→ **Work to be completed**
Repeat every record below exactly, but leave out any pictures.

→ **Records from a data collection**
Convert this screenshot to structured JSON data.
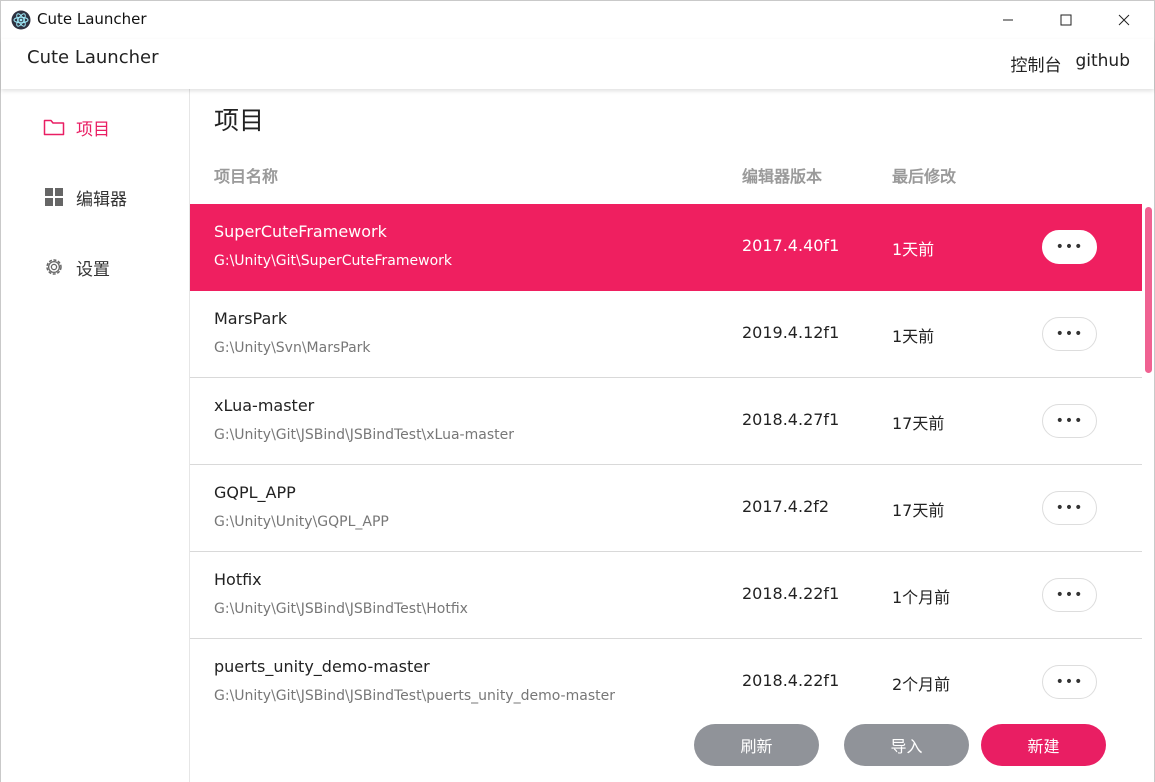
{
  "window": {
    "title": "Cute Launcher"
  },
  "header": {
    "app_name": "Cute Launcher",
    "links": [
      "控制台",
      "github"
    ]
  },
  "sidebar": {
    "items": [
      {
        "label": "项目",
        "icon": "folder-icon",
        "active": true
      },
      {
        "label": "编辑器",
        "icon": "grid-icon",
        "active": false
      },
      {
        "label": "设置",
        "icon": "gear-icon",
        "active": false
      }
    ]
  },
  "main": {
    "title": "项目",
    "columns": [
      "项目名称",
      "编辑器版本",
      "最后修改"
    ],
    "rows": [
      {
        "name": "SuperCuteFramework",
        "path": "G:\\Unity\\Git\\SuperCuteFramework",
        "version": "2017.4.40f1",
        "modified": "1天前",
        "more": "•••",
        "selected": true
      },
      {
        "name": "MarsPark",
        "path": "G:\\Unity\\Svn\\MarsPark",
        "version": "2019.4.12f1",
        "modified": "1天前",
        "more": "•••",
        "selected": false
      },
      {
        "name": "xLua-master",
        "path": "G:\\Unity\\Git\\JSBind\\JSBindTest\\xLua-master",
        "version": "2018.4.27f1",
        "modified": "17天前",
        "more": "•••",
        "selected": false
      },
      {
        "name": "GQPL_APP",
        "path": "G:\\Unity\\Unity\\GQPL_APP",
        "version": "2017.4.2f2",
        "modified": "17天前",
        "more": "•••",
        "selected": false
      },
      {
        "name": "Hotfix",
        "path": "G:\\Unity\\Git\\JSBind\\JSBindTest\\Hotfix",
        "version": "2018.4.22f1",
        "modified": "1个月前",
        "more": "•••",
        "selected": false
      },
      {
        "name": "puerts_unity_demo-master",
        "path": "G:\\Unity\\Git\\JSBind\\JSBindTest\\puerts_unity_demo-master",
        "version": "2018.4.22f1",
        "modified": "2个月前",
        "more": "•••",
        "selected": false
      }
    ]
  },
  "footer": {
    "refresh": "刷新",
    "import": "导入",
    "new": "新建"
  },
  "colors": {
    "accent": "#e91e63",
    "selected_row": "#ef1f60",
    "gray_button": "#909399"
  }
}
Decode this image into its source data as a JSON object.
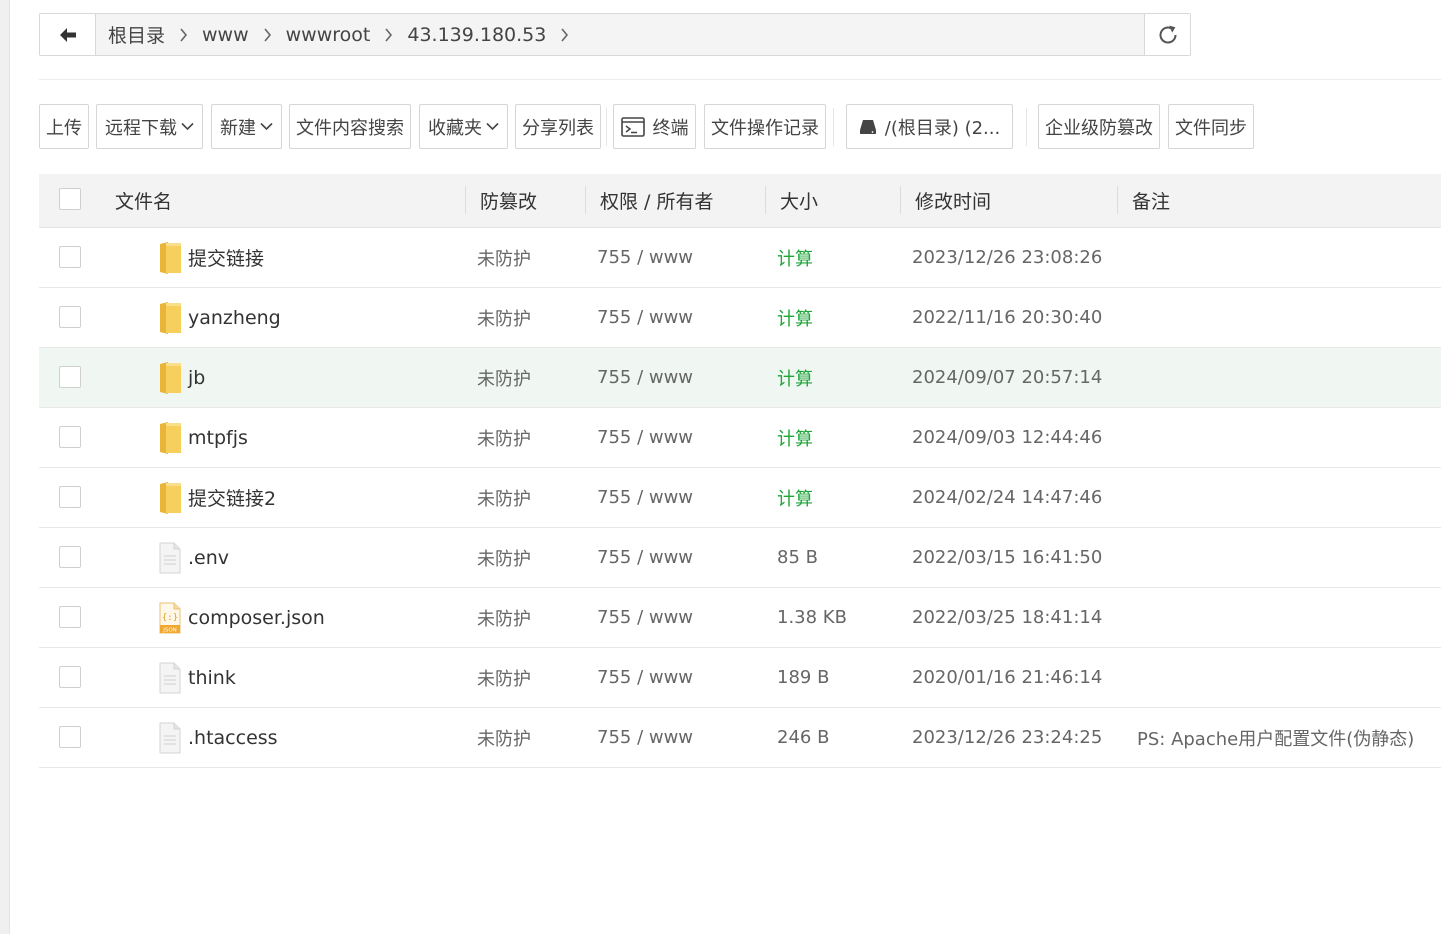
{
  "breadcrumb": {
    "items": [
      "根目录",
      "www",
      "wwwroot",
      "43.139.180.53"
    ]
  },
  "toolbar": {
    "upload": "上传",
    "remote_download": "远程下载",
    "new": "新建",
    "content_search": "文件内容搜索",
    "favorites": "收藏夹",
    "share_list": "分享列表",
    "terminal": "终端",
    "file_op_log": "文件操作记录",
    "disk": "/(根目录) (2...",
    "enterprise_tamper": "企业级防篡改",
    "file_sync": "文件同步"
  },
  "table": {
    "headers": {
      "name": "文件名",
      "tamper": "防篡改",
      "perm": "权限 / 所有者",
      "size": "大小",
      "mtime": "修改时间",
      "note": "备注"
    },
    "rows": [
      {
        "name": "提交链接",
        "tamper": "未防护",
        "perm": "755 / www",
        "size": "计算",
        "mtime": "2023/12/26 23:08:26",
        "note": ""
      },
      {
        "name": "yanzheng",
        "tamper": "未防护",
        "perm": "755 / www",
        "size": "计算",
        "mtime": "2022/11/16 20:30:40",
        "note": ""
      },
      {
        "name": "jb",
        "tamper": "未防护",
        "perm": "755 / www",
        "size": "计算",
        "mtime": "2024/09/07 20:57:14",
        "note": ""
      },
      {
        "name": "mtpfjs",
        "tamper": "未防护",
        "perm": "755 / www",
        "size": "计算",
        "mtime": "2024/09/03 12:44:46",
        "note": ""
      },
      {
        "name": "提交链接2",
        "tamper": "未防护",
        "perm": "755 / www",
        "size": "计算",
        "mtime": "2024/02/24 14:47:46",
        "note": ""
      },
      {
        "name": ".env",
        "tamper": "未防护",
        "perm": "755 / www",
        "size": "85 B",
        "mtime": "2022/03/15 16:41:50",
        "note": ""
      },
      {
        "name": "composer.json",
        "tamper": "未防护",
        "perm": "755 / www",
        "size": "1.38 KB",
        "mtime": "2022/03/25 18:41:14",
        "note": ""
      },
      {
        "name": "think",
        "tamper": "未防护",
        "perm": "755 / www",
        "size": "189 B",
        "mtime": "2020/01/16 21:46:14",
        "note": ""
      },
      {
        "name": ".htaccess",
        "tamper": "未防护",
        "perm": "755 / www",
        "size": "246 B",
        "mtime": "2023/12/26 23:24:25",
        "note": "PS: Apache用户配置文件(伪静态)"
      }
    ]
  },
  "icons": {
    "folder": "folder-icon",
    "file": "file-icon",
    "json": "json-file-icon"
  },
  "colors": {
    "accent_green": "#20a53a",
    "folder_yellow": "#f5c94a",
    "row_highlight": "#f0f7f3"
  }
}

→ **Solved problem**
Convert this screenshot to structured JSON data.
{
  "window": {
    "title": "Cute Launcher"
  },
  "header": {
    "app_name": "Cute Launcher",
    "links": [
      "控制台",
      "github"
    ]
  },
  "sidebar": {
    "items": [
      {
        "label": "项目",
        "icon": "folder-icon",
        "active": true
      },
      {
        "label": "编辑器",
        "icon": "grid-icon",
        "active": false
      },
      {
        "label": "设置",
        "icon": "gear-icon",
        "active": false
      }
    ]
  },
  "main": {
    "title": "项目",
    "columns": [
      "项目名称",
      "编辑器版本",
      "最后修改"
    ],
    "rows": [
      {
        "name": "SuperCuteFramework",
        "path": "G:\\Unity\\Git\\SuperCuteFramework",
        "version": "2017.4.40f1",
        "modified": "1天前",
        "more": "•••",
        "selected": true
      },
      {
        "name": "MarsPark",
        "path": "G:\\Unity\\Svn\\MarsPark",
        "version": "2019.4.12f1",
        "modified": "1天前",
        "more": "•••",
        "selected": false
      },
      {
        "name": "xLua-master",
        "path": "G:\\Unity\\Git\\JSBind\\JSBindTest\\xLua-master",
        "version": "2018.4.27f1",
        "modified": "17天前",
        "more": "•••",
        "selected": false
      },
      {
        "name": "GQPL_APP",
        "path": "G:\\Unity\\Unity\\GQPL_APP",
        "version": "2017.4.2f2",
        "modified": "17天前",
        "more": "•••",
        "selected": false
      },
      {
        "name": "Hotfix",
        "path": "G:\\Unity\\Git\\JSBind\\JSBindTest\\Hotfix",
        "version": "2018.4.22f1",
        "modified": "1个月前",
        "more": "•••",
        "selected": false
      },
      {
        "name": "puerts_unity_demo-master",
        "path": "G:\\Unity\\Git\\JSBind\\JSBindTest\\puerts_unity_demo-master",
        "version": "2018.4.22f1",
        "modified": "2个月前",
        "more": "•••",
        "selected": false
      }
    ]
  },
  "footer": {
    "refresh": "刷新",
    "import": "导入",
    "new": "新建"
  },
  "colors": {
    "accent": "#e91e63",
    "selected_row": "#ef1f60",
    "gray_button": "#909399"
  }
}
Decode this image into its source data as a JSON object.
{
  "breadcrumb": {
    "items": [
      "根目录",
      "www",
      "wwwroot",
      "43.139.180.53"
    ]
  },
  "toolbar": {
    "upload": "上传",
    "remote_download": "远程下载",
    "new": "新建",
    "content_search": "文件内容搜索",
    "favorites": "收藏夹",
    "share_list": "分享列表",
    "terminal": "终端",
    "file_op_log": "文件操作记录",
    "disk": "/(根目录) (2...",
    "enterprise_tamper": "企业级防篡改",
    "file_sync": "文件同步"
  },
  "table": {
    "headers": {
      "name": "文件名",
      "tamper": "防篡改",
      "perm": "权限 / 所有者",
      "size": "大小",
      "mtime": "修改时间",
      "note": "备注"
    },
    "rows": [
      {
        "name": "提交链接",
        "tamper": "未防护",
        "perm": "755 / www",
        "size": "计算",
        "mtime": "2023/12/26 23:08:26",
        "note": ""
      },
      {
        "name": "yanzheng",
        "tamper": "未防护",
        "perm": "755 / www",
        "size": "计算",
        "mtime": "2022/11/16 20:30:40",
        "note": ""
      },
      {
        "name": "jb",
        "tamper": "未防护",
        "perm": "755 / www",
        "size": "计算",
        "mtime": "2024/09/07 20:57:14",
        "note": ""
      },
      {
        "name": "mtpfjs",
        "tamper": "未防护",
        "perm": "755 / www",
        "size": "计算",
        "mtime": "2024/09/03 12:44:46",
        "note": ""
      },
      {
        "name": "提交链接2",
        "tamper": "未防护",
        "perm": "755 / www",
        "size": "计算",
        "mtime": "2024/02/24 14:47:46",
        "note": ""
      },
      {
        "name": ".env",
        "tamper": "未防护",
        "perm": "755 / www",
        "size": "85 B",
        "mtime": "2022/03/15 16:41:50",
        "note": ""
      },
      {
        "name": "composer.json",
        "tamper": "未防护",
        "perm": "755 / www",
        "size": "1.38 KB",
        "mtime": "2022/03/25 18:41:14",
        "note": ""
      },
      {
        "name": "think",
        "tamper": "未防护",
        "perm": "755 / www",
        "size": "189 B",
        "mtime": "2020/01/16 21:46:14",
        "note": ""
      },
      {
        "name": ".htaccess",
        "tamper": "未防护",
        "perm": "755 / www",
        "size": "246 B",
        "mtime": "2023/12/26 23:24:25",
        "note": "PS: Apache用户配置文件(伪静态)"
      }
    ]
  },
  "icons": {
    "folder": "folder-icon",
    "file": "file-icon",
    "json": "json-file-icon"
  },
  "colors": {
    "accent_green": "#20a53a",
    "folder_yellow": "#f5c94a",
    "row_highlight": "#f0f7f3"
  }
}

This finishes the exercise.